▶ [WRITTEN REQUEST]:
In the material below, from the line with "- fraction-step3: 28: [401, 240, 419, 261]" to the line with "- fraction-denominator: 8: [291, 252, 296, 261]", swap every "fraction-denominator" for "fraction-bottom". Return only those lines, with nothing else changed.

▶ [DATA FOR THIS TASK]:
[START]

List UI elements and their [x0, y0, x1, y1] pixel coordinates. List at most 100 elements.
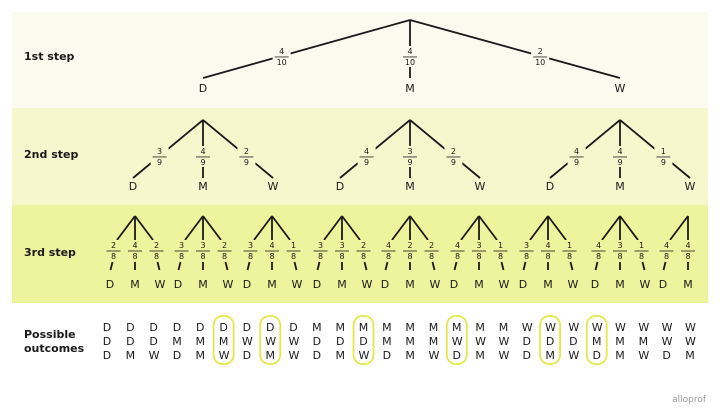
- fraction-step3: 28: [401, 240, 419, 261]
- fraction-step3: 28: [215, 240, 234, 261]
- fraction-denominator: 8: [154, 252, 159, 261]
- fraction-numerator: 4: [617, 147, 622, 156]
- outcome-highlights: [212, 315, 608, 365]
- fraction-denominator: 8: [429, 252, 434, 261]
- fraction-denominator: 9: [661, 158, 666, 167]
- fraction-denominator: 8: [455, 252, 460, 261]
- fraction-denominator: 8: [291, 252, 296, 261]
- fraction-numerator: 2: [429, 241, 434, 250]
- branch-step3: [529, 215, 549, 241]
- branch-step3: [271, 215, 291, 241]
- fraction-step3: 48: [126, 240, 144, 261]
- outcome-node: W: [430, 278, 441, 291]
- fraction-numerator: 4: [132, 241, 137, 250]
- fraction-denominator: 8: [269, 252, 274, 261]
- fraction-denominator: 9: [157, 158, 162, 167]
- branch-step3: [253, 215, 273, 241]
- outcome-node: W: [362, 278, 373, 291]
- fraction-numerator: 1: [567, 241, 572, 250]
- fraction-step3: 48: [379, 240, 398, 261]
- branch-step3: [460, 215, 480, 241]
- fraction-numerator: 2: [451, 147, 456, 156]
- fraction-denominator: 10: [405, 58, 415, 67]
- branch-step3: [202, 215, 222, 241]
- fraction-denominator: 8: [200, 252, 205, 261]
- branch-step3: [323, 215, 343, 241]
- outcome-node: W: [223, 278, 234, 291]
- highlight-circle: [212, 315, 235, 365]
- branch-step3-stub: [569, 261, 574, 271]
- fraction-denominator: 8: [476, 252, 481, 261]
- fraction-denominator: 8: [339, 252, 344, 261]
- fraction-numerator: 4: [200, 147, 205, 156]
- fraction-denominator: 9: [617, 158, 622, 167]
- highlight-circle: [445, 315, 468, 365]
- fraction-step3: 48: [263, 240, 281, 261]
- fraction-step3: 38: [241, 240, 260, 261]
- row-label-outcomes-line1: Possible: [24, 328, 76, 341]
- fraction-denominator: 8: [685, 252, 690, 261]
- fraction-numerator: 3: [617, 241, 622, 250]
- fraction-denominator: 8: [318, 252, 323, 261]
- outcome-node: D: [591, 278, 599, 291]
- branch-step3-stub: [594, 261, 599, 271]
- outcome-node: D: [174, 278, 182, 291]
- fraction-numerator: 3: [407, 147, 412, 156]
- branch-step3-stub: [293, 261, 298, 271]
- fraction-step3: 28: [104, 240, 123, 261]
- highlight-circle: [585, 315, 608, 365]
- branch-step1: [202, 19, 411, 79]
- fraction-step3: 48: [679, 240, 697, 261]
- fraction-numerator: 4: [269, 241, 274, 250]
- fraction-step2: 49: [611, 145, 629, 167]
- outcome-node: M: [130, 278, 140, 291]
- fraction-denominator: 8: [545, 252, 550, 261]
- outcome-node: D: [659, 278, 667, 291]
- fraction-numerator: 1: [661, 147, 666, 156]
- outcome-node: W: [292, 278, 303, 291]
- fraction-step3: 48: [448, 240, 467, 261]
- branch-step3-stub: [522, 261, 527, 271]
- branch-step3: [478, 215, 498, 241]
- fraction-step3: 28: [422, 240, 441, 261]
- branch-step3-stub: [246, 261, 251, 271]
- outcome-node: W: [568, 278, 579, 291]
- outcome-node: M: [683, 278, 693, 291]
- fraction-denominator: 8: [111, 252, 116, 261]
- outcome-node: W: [475, 180, 486, 193]
- outcome-node: W: [499, 278, 510, 291]
- fraction-denominator: 9: [451, 158, 456, 167]
- fraction-denominator: 8: [524, 252, 529, 261]
- outcome-node: M: [543, 278, 553, 291]
- fraction-step2: 29: [237, 145, 256, 167]
- branch-step3: [547, 215, 567, 241]
- fraction-numerator: 2: [222, 241, 227, 250]
- branch-step3-stub: [224, 261, 229, 271]
- fraction-numerator: 2: [361, 241, 366, 250]
- outcome-node: M: [474, 278, 484, 291]
- fraction-denominator: 8: [386, 252, 391, 261]
- fraction-denominator: 8: [498, 252, 503, 261]
- branch-step3-stub: [177, 261, 182, 271]
- outcome-node: D: [450, 278, 458, 291]
- branch-step3: [134, 215, 154, 241]
- fraction-numerator: 4: [545, 241, 550, 250]
- fraction-denominator: 8: [596, 252, 601, 261]
- fraction-numerator: 3: [476, 241, 481, 250]
- fraction-numerator: 4: [596, 241, 601, 250]
- fraction-denominator: 8: [617, 252, 622, 261]
- fraction-step3: 38: [333, 240, 351, 261]
- fraction-numerator: 4: [279, 47, 284, 56]
- fraction-numerator: 2: [154, 241, 159, 250]
- row-label-step3: 3rd step: [24, 246, 76, 259]
- outcome-node: D: [381, 278, 389, 291]
- fraction-step3: 38: [311, 240, 330, 261]
- fraction-step3: 48: [589, 240, 608, 261]
- fraction-numerator: 2: [244, 147, 249, 156]
- outcome-node: W: [685, 180, 696, 193]
- fraction-step2: 39: [150, 145, 169, 167]
- row-label-outcomes-line2: outcomes: [24, 342, 85, 355]
- branch-step3-stub: [316, 261, 321, 271]
- fraction-denominator: 9: [244, 158, 249, 167]
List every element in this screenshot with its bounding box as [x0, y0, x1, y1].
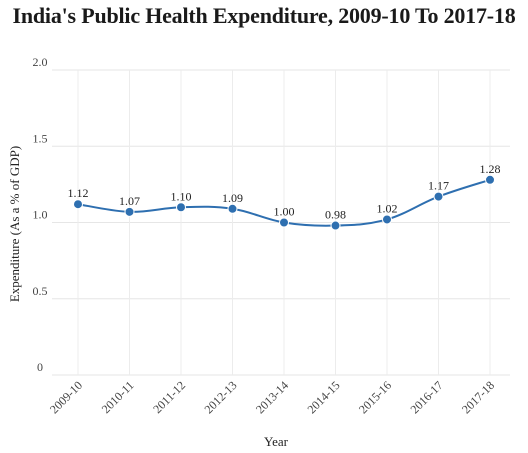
- data-point: [485, 174, 495, 185]
- x-tick-label: 2010-11: [99, 378, 137, 416]
- data-point: [330, 220, 341, 231]
- x-tick-label: 2014-15: [304, 378, 342, 416]
- data-point: [433, 191, 444, 202]
- data-label: 1.09: [222, 191, 243, 205]
- data-label: 1.17: [428, 179, 449, 193]
- x-tick-label: 2009-10: [47, 378, 85, 416]
- x-axis-title: Year: [264, 434, 289, 449]
- data-label: 1.00: [274, 205, 295, 219]
- y-tick-label: 1.5: [33, 131, 48, 145]
- data-labels: 1.12 1.07 1.10 1.09 1.00 0.98 1.02 1.17 1.28: [68, 162, 501, 222]
- x-tick-label: 2011-12: [150, 378, 188, 416]
- y-tick-label: 0.5: [33, 284, 48, 298]
- data-label: 1.10: [171, 189, 192, 203]
- y-tick-label: 1.0: [33, 208, 48, 222]
- x-tick-label: 2012-13: [201, 378, 239, 416]
- data-point: [124, 206, 135, 217]
- y-axis-ticks: 0 0.5 1.0 1.5 2.0: [33, 55, 48, 374]
- y-tick-label: 0: [37, 360, 43, 374]
- x-axis-ticks: 2009-10 2010-11 2011-12 2012-13 2013-14 2014-…: [47, 378, 497, 416]
- x-tick-label: 2015-16: [356, 378, 394, 416]
- data-label: 1.28: [480, 162, 501, 176]
- y-tick-label: 2.0: [33, 55, 48, 69]
- chart-title: India's Public Health Expenditure, 2009-…: [12, 3, 516, 28]
- data-points: [73, 174, 495, 231]
- data-label: 1.12: [68, 186, 89, 200]
- data-label: 1.07: [119, 194, 140, 208]
- y-axis-title: Expenditure (As a % of GDP): [7, 146, 22, 302]
- data-point: [382, 214, 392, 225]
- data-point: [227, 203, 238, 214]
- x-tick-label: 2016-17: [407, 378, 445, 416]
- x-tick-label: 2013-14: [253, 378, 291, 416]
- data-point: [279, 217, 289, 228]
- data-label: 0.98: [325, 208, 346, 222]
- data-label: 1.02: [377, 201, 398, 215]
- x-tick-label: 2017-18: [459, 378, 497, 416]
- data-point: [73, 199, 83, 210]
- data-point: [176, 202, 186, 213]
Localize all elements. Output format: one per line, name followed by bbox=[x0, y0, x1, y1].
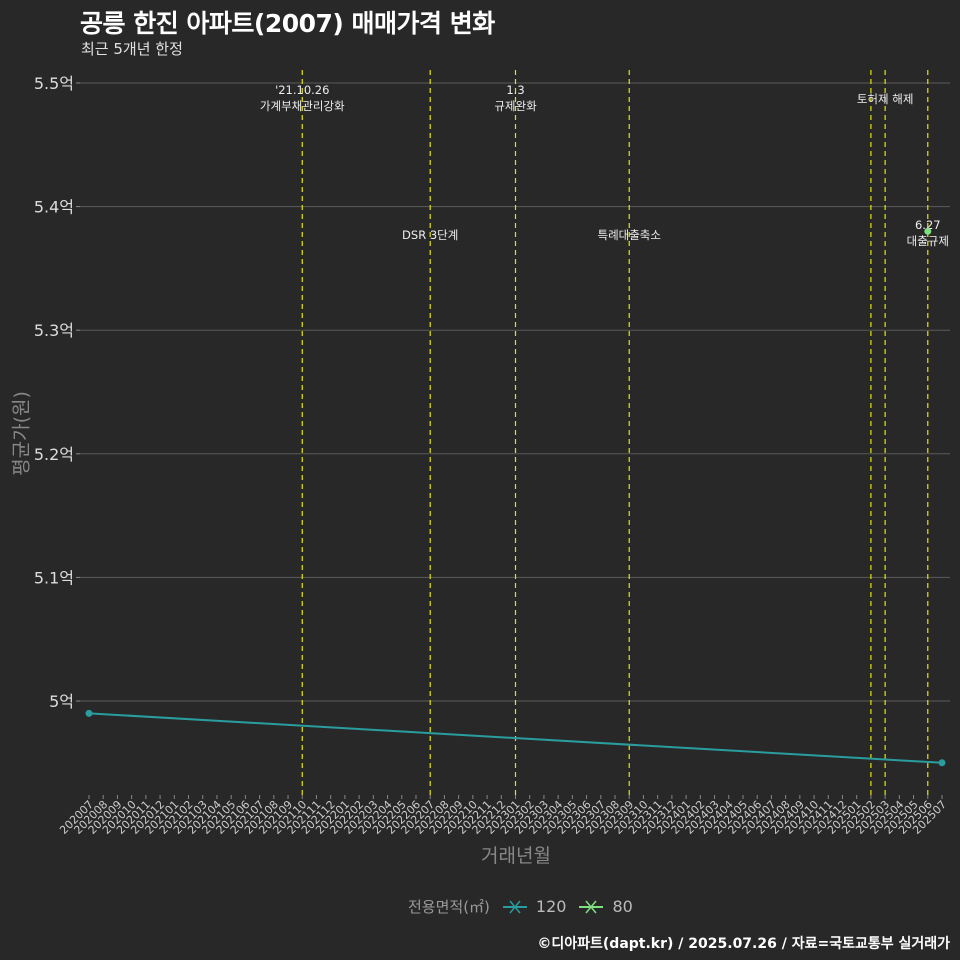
y-tick-label: 5.1억 bbox=[34, 568, 74, 587]
y-tick-label: 5억 bbox=[49, 692, 74, 711]
event-annotation: 토허제 해제 bbox=[857, 92, 914, 106]
legend-item-80: 80 bbox=[578, 897, 633, 916]
data-point-80 bbox=[924, 227, 932, 235]
data-point-120 bbox=[85, 709, 93, 717]
event-annotation: '21.10.26 bbox=[275, 83, 329, 97]
legend-label-80: 80 bbox=[612, 897, 633, 916]
x-axis-label: 거래년월 bbox=[481, 845, 551, 867]
event-annotation: 가계부채관리강화 bbox=[260, 99, 345, 113]
chart-title: 공릉 한진 아파트(2007) 매매가격 변화 bbox=[80, 9, 495, 38]
event-annotation: 대출규제 bbox=[907, 234, 949, 248]
event-annotation: 6.27 bbox=[915, 218, 941, 232]
y-tick-label: 5.5억 bbox=[34, 74, 74, 93]
y-tick-label: 5.4억 bbox=[34, 198, 74, 217]
legend: 전용면적(㎡) 120 80 bbox=[408, 896, 633, 917]
event-annotation: 특례대출축소 bbox=[597, 228, 660, 242]
legend-80-swatch-icon bbox=[579, 900, 604, 913]
legend-120-swatch-icon bbox=[502, 900, 527, 913]
legend-item-120: 120 bbox=[502, 897, 567, 916]
series-line-120 bbox=[88, 712, 943, 764]
event-annotation: DSR 3단계 bbox=[402, 228, 458, 242]
event-annotation: 1.3 bbox=[506, 83, 524, 97]
y-tick-label: 5.3억 bbox=[34, 321, 74, 340]
y-axis-label: 평균가(원) bbox=[10, 391, 33, 476]
legend-title: 전용면적(㎡) bbox=[408, 898, 490, 916]
data-point-120 bbox=[938, 759, 946, 767]
legend-label-120: 120 bbox=[535, 897, 567, 916]
footer-credit: ©디아파트(dapt.kr) / 2025.07.26 / 자료=국토교통부 실… bbox=[537, 936, 950, 952]
chart-subtitle: 최근 5개년 한정 bbox=[81, 40, 183, 58]
event-annotation: 규제완화 bbox=[494, 99, 537, 113]
y-tick-label: 5.2억 bbox=[34, 445, 74, 464]
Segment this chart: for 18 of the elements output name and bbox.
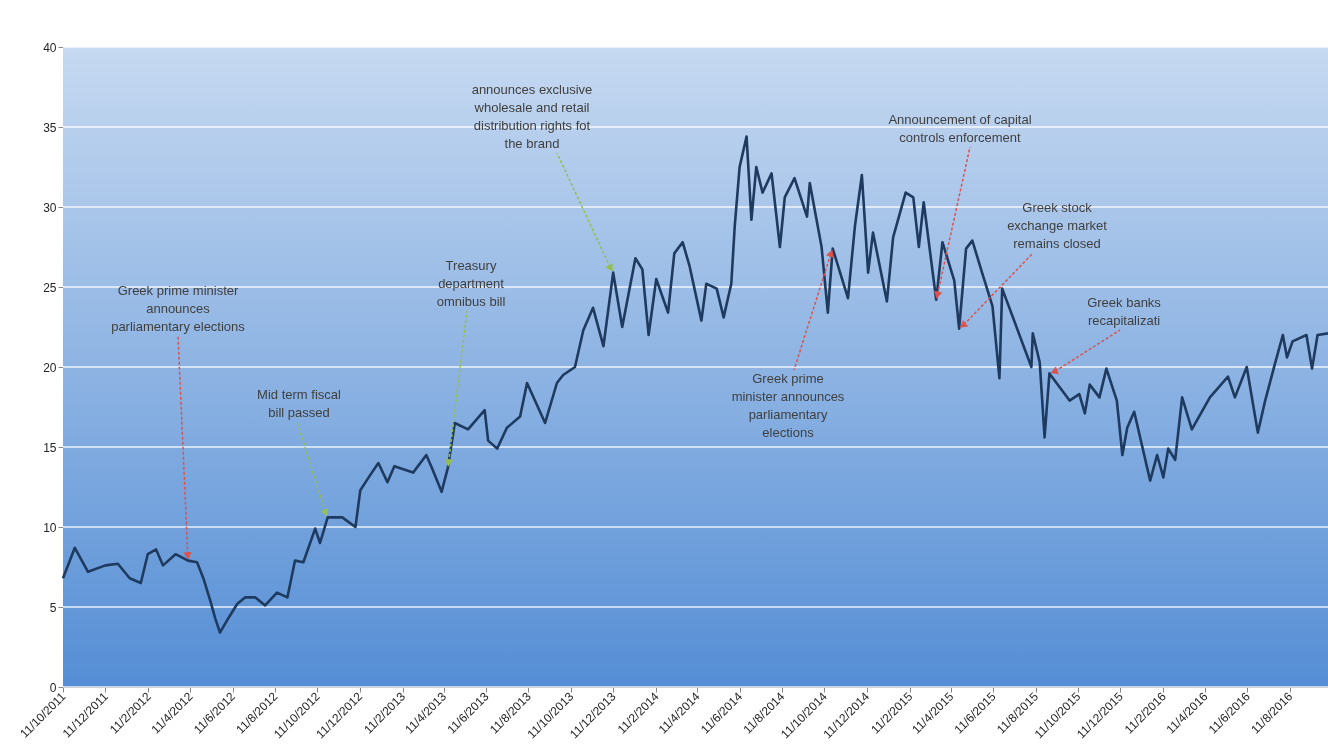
annotation: Greek stock exchange market remains closed: [1007, 200, 1108, 251]
y-tick-label: 40: [43, 40, 57, 55]
y-tick-label: 20: [43, 360, 57, 375]
annotation: Greek prime minister announces parliamentary elections: [111, 283, 246, 334]
y-tick-label: 30: [43, 200, 57, 215]
annotation: Announcement of capital controls enforcement: [888, 112, 1032, 145]
y-tick-label: 5: [49, 600, 57, 615]
y-tick-label: 25: [43, 280, 57, 295]
y-tick-label: 15: [43, 440, 57, 455]
annotation: Treasury department omnibus bill: [436, 258, 506, 309]
annotation: Greek banks recapitalizati: [1087, 295, 1162, 328]
line-series: [61, 135, 1328, 634]
y-tick-label: 10: [43, 520, 57, 535]
y-tick-label: 0: [49, 680, 57, 695]
annotation: Greek prime minister announces parliamentary elections: [731, 371, 845, 440]
y-tick-label: 35: [43, 120, 57, 135]
annotation: announces exclusive wholesale and retail distribution rights fot the brand: [471, 82, 593, 151]
annotation: Mid term fiscal bill passed: [257, 387, 341, 420]
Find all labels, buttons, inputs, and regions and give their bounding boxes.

[END]

▶ [SOLUTION FOR THIS TASK]:
- fraction-step3: 28: [401, 240, 419, 261]
- fraction-step3: 28: [215, 240, 234, 261]
- fraction-bottom: 8: [154, 252, 159, 261]
- fraction-numerator: 4: [617, 147, 622, 156]
- outcome-highlights: [212, 315, 608, 365]
- fraction-bottom: 8: [429, 252, 434, 261]
- fraction-bottom: 9: [661, 158, 666, 167]
- fraction-bottom: 8: [455, 252, 460, 261]
- fraction-bottom: 8: [291, 252, 296, 261]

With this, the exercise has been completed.